** Stored data follows **
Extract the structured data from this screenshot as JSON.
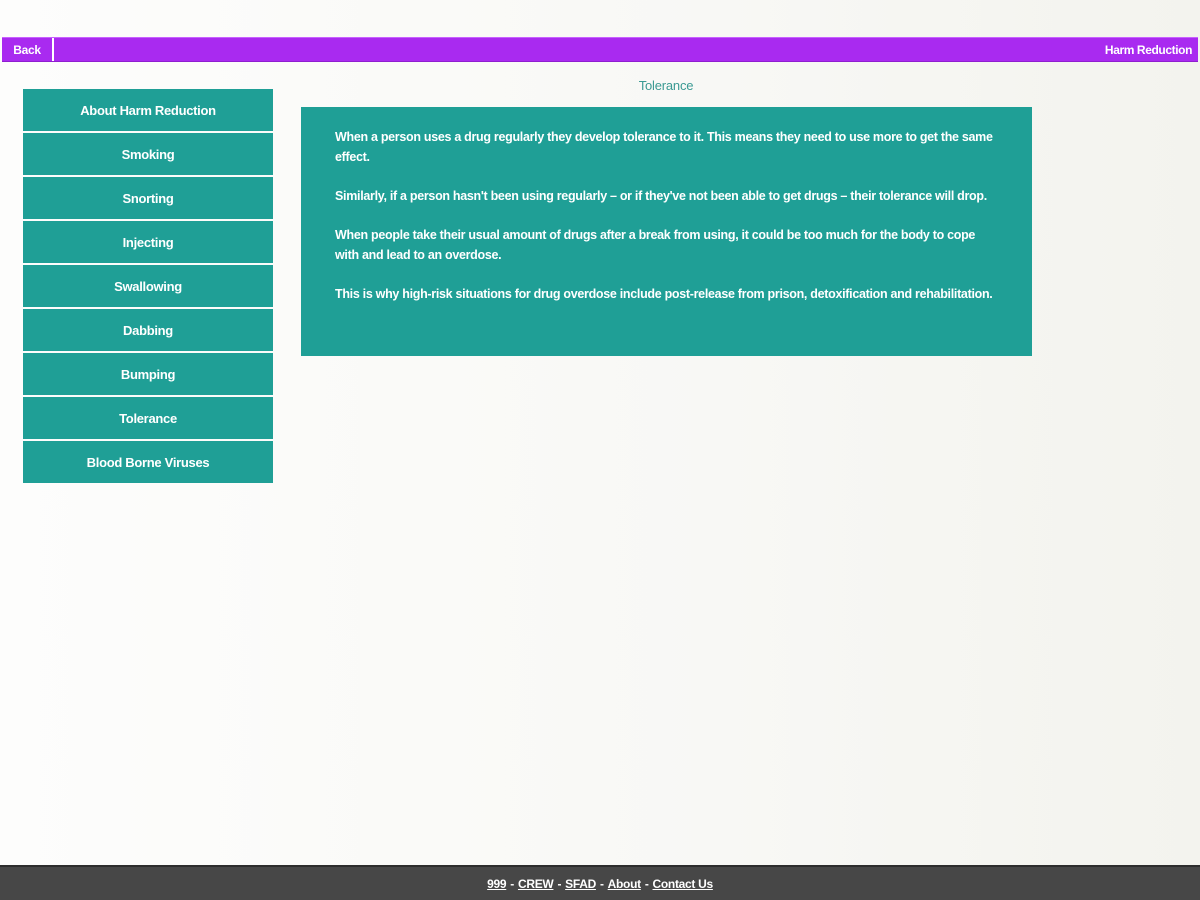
{
  "header": {
    "back_label": "Back",
    "title": "Harm Reduction",
    "color": "#a92af0"
  },
  "sidebar": {
    "items": [
      {
        "label": "About Harm Reduction"
      },
      {
        "label": "Smoking"
      },
      {
        "label": "Snorting"
      },
      {
        "label": "Injecting"
      },
      {
        "label": "Swallowing"
      },
      {
        "label": "Dabbing"
      },
      {
        "label": "Bumping"
      },
      {
        "label": "Tolerance"
      },
      {
        "label": "Blood Borne Viruses"
      }
    ],
    "color": "#1f9f96"
  },
  "main": {
    "title": "Tolerance",
    "paragraphs": [
      "When a person uses a drug regularly they develop tolerance to it. This means they need to use more to get the same effect.",
      "Similarly, if a person hasn't been using regularly – or if they've not been able to get drugs – their tolerance will drop.",
      "When people take their usual amount of drugs after a break from using, it could be too much for the body to cope with and lead to an overdose.",
      "This is why high-risk situations for drug overdose include post-release from prison, detoxification and rehabilitation."
    ]
  },
  "footer": {
    "links": [
      "999",
      "CREW",
      "SFAD",
      "About",
      "Contact Us"
    ],
    "separator": "-"
  }
}
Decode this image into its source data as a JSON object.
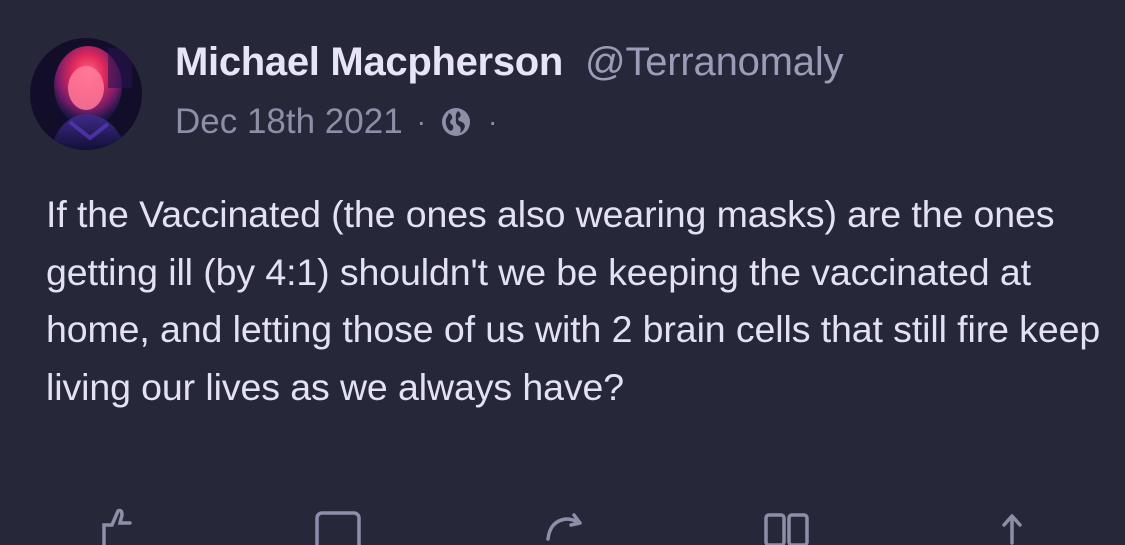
{
  "post": {
    "author": {
      "display_name": "Michael Macpherson",
      "handle": "@Terranomaly"
    },
    "date": "Dec 18th 2021",
    "meta_separator": "·",
    "visibility_icon": "globe-icon",
    "text": "If the Vaccinated (the ones also wearing masks) are the ones getting ill (by 4:1) shouldn't we be keeping the vaccinated at home, and letting those of us with 2 brain cells that still fire keep living our lives as we always have?"
  },
  "actions": [
    {
      "icon": "like-icon"
    },
    {
      "icon": "comment-icon"
    },
    {
      "icon": "repost-icon"
    },
    {
      "icon": "bookmark-icon"
    },
    {
      "icon": "share-icon"
    }
  ],
  "colors": {
    "background": "#262839",
    "primary_text": "#e3e2f5",
    "secondary_text": "#8e8ea8"
  }
}
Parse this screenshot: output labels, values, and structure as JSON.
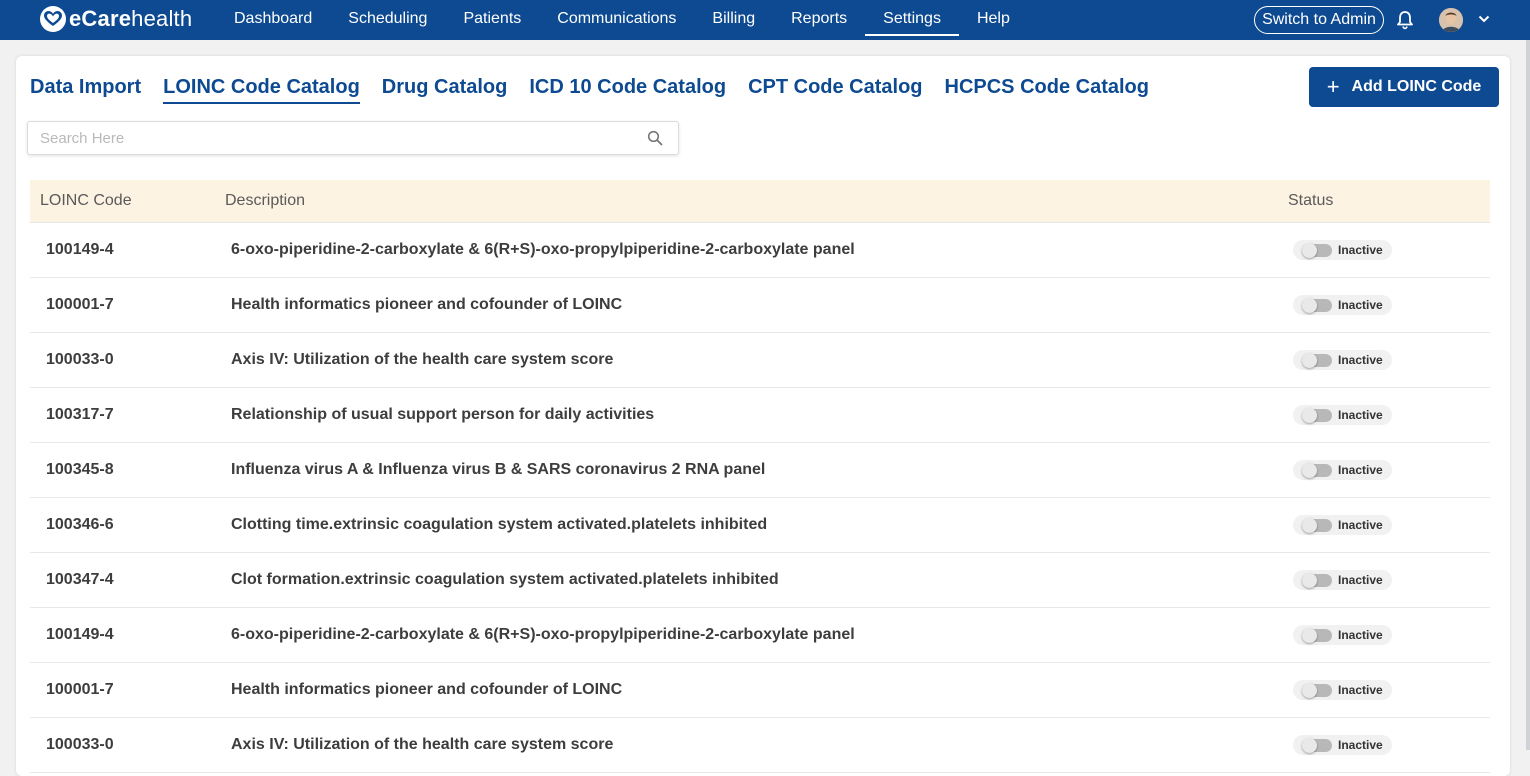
** End of Stored data **
List every line above that holds the word "icon".

    "visibility_icon": "globe-icon",
      "icon": "like-icon"
      "icon": "comment-icon"
      "icon": "repost-icon"
      "icon": "bookmark-icon"
      "icon": "share-icon"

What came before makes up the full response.